## Task prompt
Output the material beneath this task exactly, images excluded.

## Given entries
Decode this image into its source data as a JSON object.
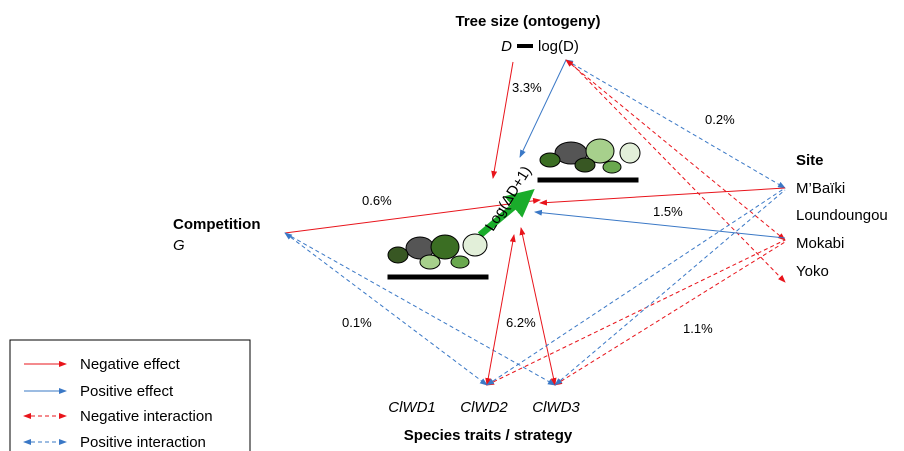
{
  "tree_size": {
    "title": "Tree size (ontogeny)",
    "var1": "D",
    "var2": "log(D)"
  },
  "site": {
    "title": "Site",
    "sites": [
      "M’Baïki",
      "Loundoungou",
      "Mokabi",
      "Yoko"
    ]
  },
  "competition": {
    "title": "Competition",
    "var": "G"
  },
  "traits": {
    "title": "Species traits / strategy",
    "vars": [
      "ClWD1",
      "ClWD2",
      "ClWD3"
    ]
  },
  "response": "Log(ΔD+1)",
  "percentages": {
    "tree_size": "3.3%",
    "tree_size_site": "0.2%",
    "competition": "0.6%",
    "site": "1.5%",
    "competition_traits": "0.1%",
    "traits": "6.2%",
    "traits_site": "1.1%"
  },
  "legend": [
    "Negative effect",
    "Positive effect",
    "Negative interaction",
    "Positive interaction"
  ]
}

## Full solution
Decode this image into its source data as a JSON object.
{
  "tree_size": {
    "title": "Tree size (ontogeny)",
    "var1": "D",
    "var2": "log(D)"
  },
  "site": {
    "title": "Site",
    "sites": [
      "M’Baïki",
      "Loundoungou",
      "Mokabi",
      "Yoko"
    ]
  },
  "competition": {
    "title": "Competition",
    "var": "G"
  },
  "traits": {
    "title": "Species traits / strategy",
    "vars": [
      "ClWD1",
      "ClWD2",
      "ClWD3"
    ]
  },
  "response": "Log(ΔD+1)",
  "percentages": {
    "tree_size": "3.3%",
    "tree_size_site": "0.2%",
    "competition": "0.6%",
    "site": "1.5%",
    "competition_traits": "0.1%",
    "traits": "6.2%",
    "traits_site": "1.1%"
  },
  "legend": [
    "Negative effect",
    "Positive effect",
    "Negative interaction",
    "Positive interaction"
  ]
}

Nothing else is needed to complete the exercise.